From the listing below, work out how many lines contain "iter". Reply with that number only.
=== Record list ===
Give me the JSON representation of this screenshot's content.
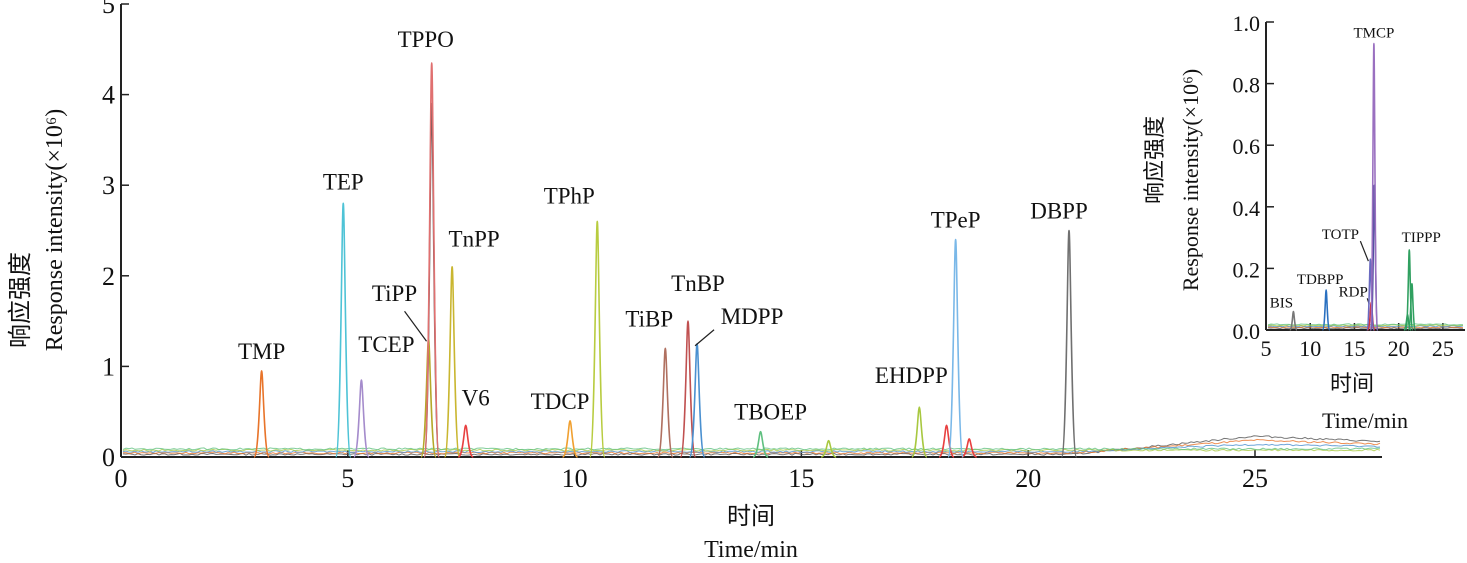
{
  "chart_data": [
    {
      "type": "line",
      "title": "",
      "xlabel_cn": "时间",
      "xlabel": "Time/min",
      "ylabel_cn": "响应强度",
      "ylabel": "Response intensity(×10⁶)",
      "xlim": [
        0,
        27.8
      ],
      "ylim": [
        0,
        5
      ],
      "xticks": [
        "0",
        "5",
        "10",
        "15",
        "20",
        "25"
      ],
      "yticks": [
        "0",
        "1",
        "2",
        "3",
        "4",
        "5"
      ],
      "peaks": [
        {
          "name": "TMP",
          "x": 3.1,
          "y": 0.95,
          "color": "#e8742a"
        },
        {
          "name": "TEP",
          "x": 4.9,
          "y": 2.8,
          "color": "#4ec3d6"
        },
        {
          "name": "TCEP",
          "x": 5.3,
          "y": 0.85,
          "color": "#a58ccc"
        },
        {
          "name": "TiPP",
          "x": 6.78,
          "y": 1.3,
          "color": "#b5a82a"
        },
        {
          "name": "TPPO",
          "x": 6.85,
          "y": 4.35,
          "color": "#e07070"
        },
        {
          "name": "TnPP",
          "x": 7.3,
          "y": 2.1,
          "color": "#c9b630"
        },
        {
          "name": "V6",
          "x": 7.6,
          "y": 0.35,
          "color": "#e84040"
        },
        {
          "name": "TDCP",
          "x": 9.9,
          "y": 0.4,
          "color": "#f0a030"
        },
        {
          "name": "TPhP",
          "x": 10.5,
          "y": 2.6,
          "color": "#b8cc40"
        },
        {
          "name": "TiBP",
          "x": 12.0,
          "y": 1.2,
          "color": "#b07060"
        },
        {
          "name": "TnBP",
          "x": 12.5,
          "y": 1.5,
          "color": "#c05050"
        },
        {
          "name": "MDPP",
          "x": 12.7,
          "y": 1.25,
          "color": "#4a90d0"
        },
        {
          "name": "TBOEP",
          "x": 14.1,
          "y": 0.28,
          "color": "#60c080"
        },
        {
          "name": "EHDPP",
          "x": 17.6,
          "y": 0.55,
          "color": "#a8c840"
        },
        {
          "name": "TPeP",
          "x": 18.4,
          "y": 2.4,
          "color": "#7ab8e8"
        },
        {
          "name": "DBPP",
          "x": 20.9,
          "y": 2.5,
          "color": "#707070"
        }
      ],
      "unlabeled_peaks": [
        {
          "x": 6.85,
          "y": 3.9,
          "color": "#555555"
        },
        {
          "x": 15.6,
          "y": 0.18,
          "color": "#a8c840"
        },
        {
          "x": 18.2,
          "y": 0.35,
          "color": "#e84040"
        },
        {
          "x": 18.7,
          "y": 0.2,
          "color": "#e84040"
        }
      ],
      "baseline_drift": {
        "start": 21,
        "peak_x": 25,
        "peak_y": 0.2,
        "end": 27.8
      }
    },
    {
      "type": "line",
      "title": "",
      "xlabel_cn": "时间",
      "xlabel": "Time/min",
      "ylabel_cn": "响应强度",
      "ylabel": "Response intensity(×10⁶)",
      "xlim": [
        5,
        27.5
      ],
      "ylim": [
        0,
        1.0
      ],
      "xticks": [
        "5",
        "10",
        "15",
        "20",
        "25"
      ],
      "yticks": [
        "0.0",
        "0.2",
        "0.4",
        "0.6",
        "0.8",
        "1.0"
      ],
      "peaks": [
        {
          "name": "BIS",
          "x": 8.1,
          "y": 0.06,
          "color": "#777777"
        },
        {
          "name": "TDBPP",
          "x": 11.8,
          "y": 0.13,
          "color": "#2a70c0"
        },
        {
          "name": "RDP",
          "x": 16.9,
          "y": 0.09,
          "color": "#d03040"
        },
        {
          "name": "TOTP",
          "x": 16.8,
          "y": 0.23,
          "color": "#6a6ac0"
        },
        {
          "name": "TMCP",
          "x": 17.2,
          "y": 0.93,
          "color": "#9a70c0"
        },
        {
          "name": "TIPPP",
          "x": 21.2,
          "y": 0.26,
          "color": "#30a060"
        }
      ],
      "unlabeled_peaks": [
        {
          "x": 17.25,
          "y": 0.47,
          "color": "#5050a0"
        },
        {
          "x": 21.5,
          "y": 0.15,
          "color": "#30a060"
        },
        {
          "x": 21.0,
          "y": 0.05,
          "color": "#30a060"
        }
      ]
    }
  ]
}
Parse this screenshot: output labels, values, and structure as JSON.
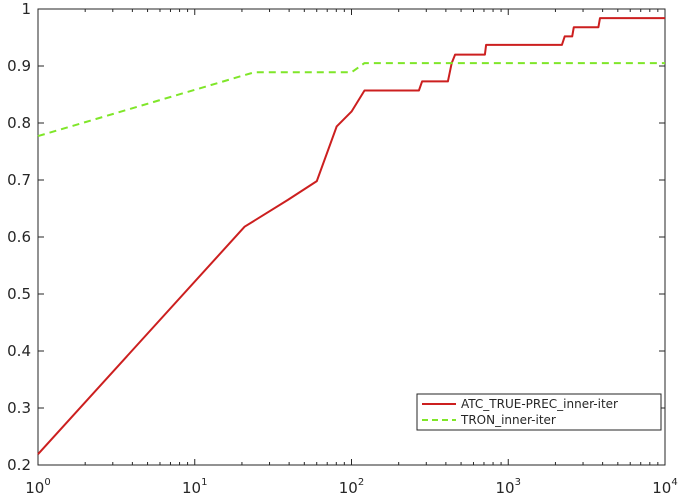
{
  "chart_data": {
    "type": "line",
    "xscale": "log",
    "xlim": [
      1,
      10000
    ],
    "ylim": [
      0.2,
      1
    ],
    "grid": false,
    "legend_position": "bottom-right",
    "xticks": [
      {
        "base": "10",
        "exp": "0"
      },
      {
        "base": "10",
        "exp": "1"
      },
      {
        "base": "10",
        "exp": "2"
      },
      {
        "base": "10",
        "exp": "3"
      },
      {
        "base": "10",
        "exp": "4"
      }
    ],
    "xtick_values": [
      1,
      10,
      100,
      1000,
      10000
    ],
    "yticks": [
      "0.2",
      "0.3",
      "0.4",
      "0.5",
      "0.6",
      "0.7",
      "0.8",
      "0.9",
      "1"
    ],
    "ytick_values": [
      0.2,
      0.3,
      0.4,
      0.5,
      0.6,
      0.7,
      0.8,
      0.9,
      1.0
    ],
    "series": [
      {
        "name": "ATC_TRUE-PREC_inner-iter",
        "color": "#cc1f1f",
        "style": "solid",
        "x": [
          1,
          20.8,
          39.3,
          60.1,
          80.5,
          100,
          121,
          165,
          269,
          282,
          412,
          436,
          458,
          531,
          710,
          722,
          2200,
          2290,
          2560,
          2620,
          3760,
          3850,
          10000
        ],
        "y": [
          0.219,
          0.618,
          0.665,
          0.698,
          0.794,
          0.82,
          0.857,
          0.857,
          0.857,
          0.873,
          0.873,
          0.905,
          0.92,
          0.92,
          0.92,
          0.937,
          0.937,
          0.952,
          0.952,
          0.968,
          0.968,
          0.984,
          0.984
        ]
      },
      {
        "name": "TRON_inner-iter",
        "color": "#7fe629",
        "style": "dashed",
        "x": [
          1,
          20.8,
          24,
          100,
          121,
          10000
        ],
        "y": [
          0.777,
          0.884,
          0.889,
          0.889,
          0.905,
          0.905
        ]
      }
    ]
  }
}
===
- [Answer to this task] 2